• **AIM OF THE EXERCISE**
Reproduce the records. Keep every word exact and include no images.

• **RECORDS FOR THIS TASK**
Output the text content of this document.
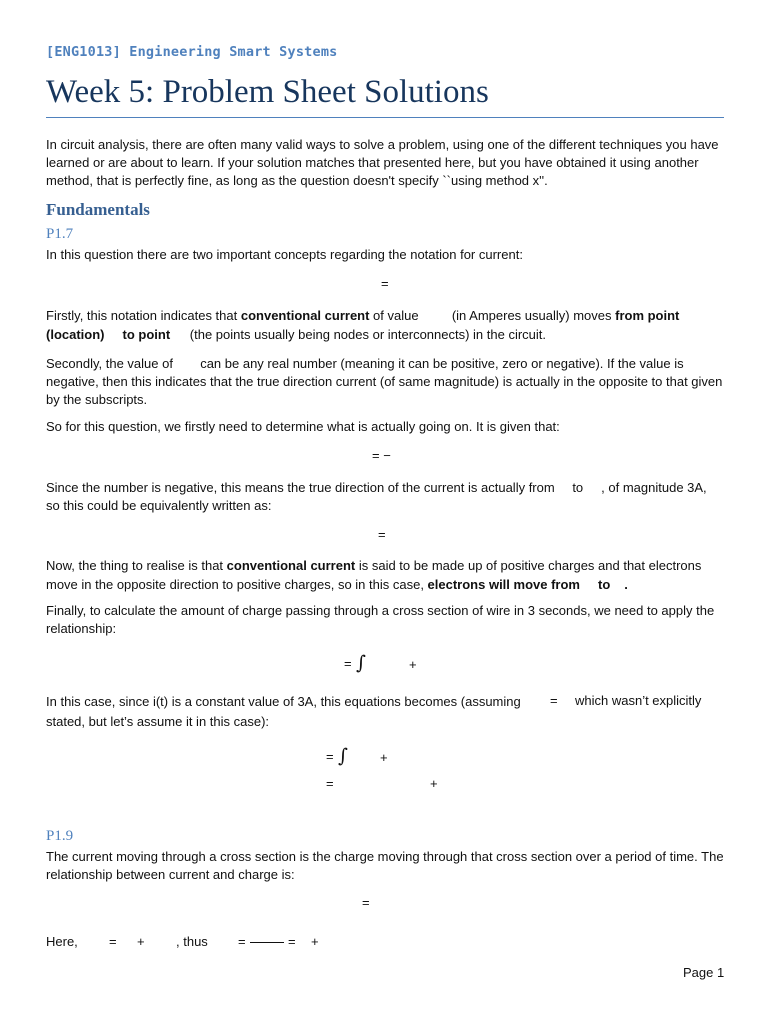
[ENG1013] Engineering Smart Systems
Week 5: Problem Sheet Solutions
In circuit analysis, there are often many valid ways to solve a problem, using one of the different techniques you have learned or are about to learn. If your solution matches that presented here, but you have obtained it using another method, that is perfectly fine, as long as the question doesn't specify ``using method x''.
Fundamentals
P1.7
In this question there are two important concepts regarding the notation for current:
=
Firstly, this notation indicates that conventional current of value  (in Amperes usually) moves from point
(location) to point (the points usually being nodes or interconnects) in the circuit.
Secondly, the value of  can be any real number (meaning it can be positive, zero or negative). If the value is negative, then this indicates that the true direction current (of same magnitude) is actually in the opposite to that given by the subscripts.
So for this question, we firstly need to determine what is actually going on. It is given that:
= −
Since the number is negative, this means the true direction of the current is actually from to , of magnitude 3A,
so this could be equivalently written as:
=
Now, the thing to realise is that conventional current is said to be made up of positive charges and that electrons
move in the opposite direction to positive charges, so in this case, electrons will move from to .
Finally, to calculate the amount of charge passing through a cross section of wire in 3 seconds, we need to apply the relationship:
= ∫	+
In this case, since i(t) is a constant value of 3A, this equations becomes (assuming	= which wasn’t explicitly
stated, but let’s assume it in this case):
= ∫ +
=	+
P1.9
The current moving through a cross section is the charge moving through that cross section over a period of time. The relationship between current and charge is:
=
Here, = + , thus =	= +
Page 1
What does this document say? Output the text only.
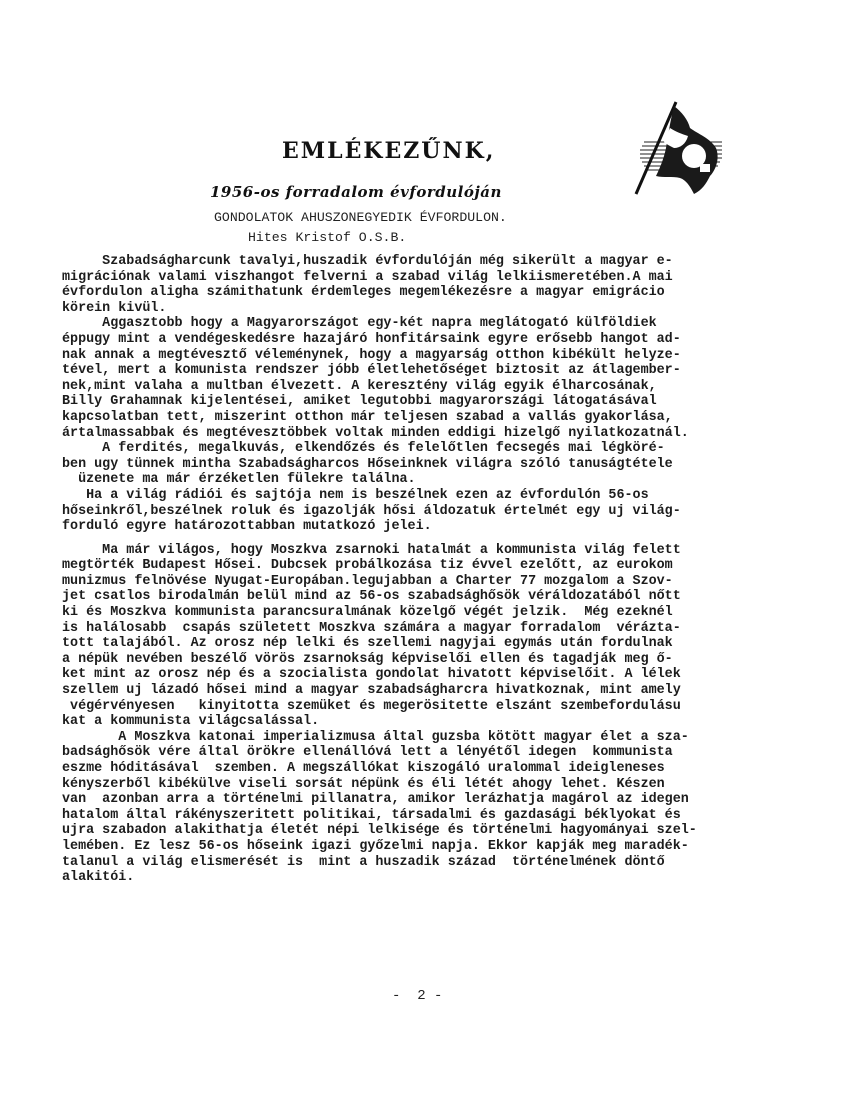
EMLÉKEZŰNK,
1956-os forradalom évfordulóján
GONDOLATOK AHUSZONEGYEDIK ÉVFORDULON.
Hites Kristof O.S.B.
Szabadságharcunk tavalyi,huszadik évfordulóján még sikerült a magyar e-
migrációnak valami viszhangot felverni a szabad világ lelkiismeretében.A mai
évfordulon aligha számithatunk érdemleges megemlékezésre a magyar emigrácio
körein kivül.
Aggasztobb hogy a Magyarországot egy-két napra meglátogató külföldiek
éppugy mint a vendégeskedésre hazajáró honfitársaink egyre erősebb hangot ad-
nak annak a megtévesztő véleménynek, hogy a magyarság otthon kibékült helyze-
tével, mert a komunista rendszer jóbb életlehetőséget biztosit az átlagember-
nek,mint valaha a multban élvezett. A keresztény világ egyik élharcosának,
Billy Grahamnak kijelentései, amiket legutobbi magyarországi látogatásával
kapcsolatban tett, miszerint otthon már teljesen szabad a vallás gyakorlása,
ártalmassabbak és megtévesztöbbek voltak minden eddigi hizelgő nyilatkozatnál.
A ferdités, megalkuvás, elkendőzés és felelőtlen fecsegés mai légköré-
ben ugy tünnek mintha Szabadságharcos Hőseinknek világra szóló tanuságtétele
üzenete ma már érzéketlen fülekre találna.
Ha a világ rádiói és sajtója nem is beszélnek ezen az évfordulón 56-os
hőseinkről,beszélnek roluk és igazolják hősi áldozatuk értelmét egy uj világ-
forduló egyre határozottabban mutatkozó jelei.
Ma már világos, hogy Moszkva zsarnoki hatalmát a kommunista világ felett
megtörték Budapest Hősei. Dubcsek probálkozása tiz évvel ezelőtt, az eurokom
munizmus felnövése Nyugat-Europában.legujabban a Charter 77 mozgalom a Szov-
jet csatlos birodalmán belül mind az 56-os szabadsághősök véráldozatából nőtt
ki és Moszkva kommunista parancsuralmának közelgő végét jelzik.  Még ezeknél
is halálosabb  csapás született Moszkva számára a magyar forradalom  vérázta-
tott talajából. Az orosz nép lelki és szellemi nagyjai egymás után fordulnak
a népük nevében beszélő vörös zsarnokság képviselői ellen és tagadják meg ő-
ket mint az orosz nép és a szocialista gondolat hivatott képviselőit. A lélek
szellem uj lázadó hősei mind a magyar szabadságharcra hivatkoznak, mint amely
végérvényesen   kinyitotta szemüket és megerösitette elszánt szembefordulásu
kat a kommunista világcsalással.
A Moszkva katonai imperializmusa által guzsba kötött magyar élet a sza-
badsághősök vére által örökre ellenállóvá lett a lényétől idegen  kommunista
eszme hóditásával  szemben. A megszállókat kiszogáló uralommal ideigleneses
kényszerből kibékülve viseli sorsát népünk és éli létét ahogy lehet. Készen
van  azonban arra a történelmi pillanatra, amikor lerázhatja magárol az idegen
hatalom által rákényszeritett politikai, társadalmi és gazdasági béklyokat és
ujra szabadon alakithatja életét népi lelkisége és történelmi hagyományai szel-
lemében. Ez lesz 56-os hőseink igazi győzelmi napja. Ekkor kapják meg maradék-
talanul a világ elismerését is  mint a huszadik század  történelmének döntő
alakitói.
-  2 -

• **COMPLETE ANSWER**
Output the text content of this document.
[ENG1013] Engineering Smart Systems
Week 5: Problem Sheet Solutions
In circuit analysis, there are often many valid ways to solve a problem, using one of the different techniques you have learned or are about to learn. If your solution matches that presented here, but you have obtained it using another method, that is perfectly fine, as long as the question doesn't specify ``using method x''.
Fundamentals
P1.7
In this question there are two important concepts regarding the notation for current:
=
Firstly, this notation indicates that conventional current of value  (in Amperes usually) moves from point
(location) to point (the points usually being nodes or interconnects) in the circuit.
Secondly, the value of  can be any real number (meaning it can be positive, zero or negative). If the value is negative, then this indicates that the true direction current (of same magnitude) is actually in the opposite to that given by the subscripts.
So for this question, we firstly need to determine what is actually going on. It is given that:
= −
Since the number is negative, this means the true direction of the current is actually from to , of magnitude 3A,
so this could be equivalently written as:
=
Now, the thing to realise is that conventional current is said to be made up of positive charges and that electrons
move in the opposite direction to positive charges, so in this case, electrons will move from to .
Finally, to calculate the amount of charge passing through a cross section of wire in 3 seconds, we need to apply the relationship:
= ∫	+
In this case, since i(t) is a constant value of 3A, this equations becomes (assuming	= which wasn’t explicitly
stated, but let’s assume it in this case):
= ∫ +
=	+
P1.9
The current moving through a cross section is the charge moving through that cross section over a period of time. The relationship between current and charge is:
=
Here, = + , thus =	= +
Page 1
What does this document say? Output the text only.
EMLÉKEZŰNK,
1956-os forradalom évfordulóján
GONDOLATOK AHUSZONEGYEDIK ÉVFORDULON.
Hites Kristof O.S.B.
Szabadságharcunk tavalyi,huszadik évfordulóján még sikerült a magyar e-
migrációnak valami viszhangot felverni a szabad világ lelkiismeretében.A mai
évfordulon aligha számithatunk érdemleges megemlékezésre a magyar emigrácio
körein kivül.
Aggasztobb hogy a Magyarországot egy-két napra meglátogató külföldiek
éppugy mint a vendégeskedésre hazajáró honfitársaink egyre erősebb hangot ad-
nak annak a megtévesztő véleménynek, hogy a magyarság otthon kibékült helyze-
tével, mert a komunista rendszer jóbb életlehetőséget biztosit az átlagember-
nek,mint valaha a multban élvezett. A keresztény világ egyik élharcosának,
Billy Grahamnak kijelentései, amiket legutobbi magyarországi látogatásával
kapcsolatban tett, miszerint otthon már teljesen szabad a vallás gyakorlása,
ártalmassabbak és megtévesztöbbek voltak minden eddigi hizelgő nyilatkozatnál.
A ferdités, megalkuvás, elkendőzés és felelőtlen fecsegés mai légköré-
ben ugy tünnek mintha Szabadságharcos Hőseinknek világra szóló tanuságtétele
üzenete ma már érzéketlen fülekre találna.
Ha a világ rádiói és sajtója nem is beszélnek ezen az évfordulón 56-os
hőseinkről,beszélnek roluk és igazolják hősi áldozatuk értelmét egy uj világ-
forduló egyre határozottabban mutatkozó jelei.
Ma már világos, hogy Moszkva zsarnoki hatalmát a kommunista világ felett
megtörték Budapest Hősei. Dubcsek probálkozása tiz évvel ezelőtt, az eurokom
munizmus felnövése Nyugat-Europában.legujabban a Charter 77 mozgalom a Szov-
jet csatlos birodalmán belül mind az 56-os szabadsághősök véráldozatából nőtt
ki és Moszkva kommunista parancsuralmának közelgő végét jelzik.  Még ezeknél
is halálosabb  csapás született Moszkva számára a magyar forradalom  vérázta-
tott talajából. Az orosz nép lelki és szellemi nagyjai egymás után fordulnak
a népük nevében beszélő vörös zsarnokság képviselői ellen és tagadják meg ő-
ket mint az orosz nép és a szocialista gondolat hivatott képviselőit. A lélek
szellem uj lázadó hősei mind a magyar szabadságharcra hivatkoznak, mint amely
végérvényesen   kinyitotta szemüket és megerösitette elszánt szembefordulásu
kat a kommunista világcsalással.
A Moszkva katonai imperializmusa által guzsba kötött magyar élet a sza-
badsághősök vére által örökre ellenállóvá lett a lényétől idegen  kommunista
eszme hóditásával  szemben. A megszállókat kiszogáló uralommal ideigleneses
kényszerből kibékülve viseli sorsát népünk és éli létét ahogy lehet. Készen
van  azonban arra a történelmi pillanatra, amikor lerázhatja magárol az idegen
hatalom által rákényszeritett politikai, társadalmi és gazdasági béklyokat és
ujra szabadon alakithatja életét népi lelkisége és történelmi hagyományai szel-
lemében. Ez lesz 56-os hőseink igazi győzelmi napja. Ekkor kapják meg maradék-
talanul a világ elismerését is  mint a huszadik század  történelmének döntő
alakitói.
-  2 -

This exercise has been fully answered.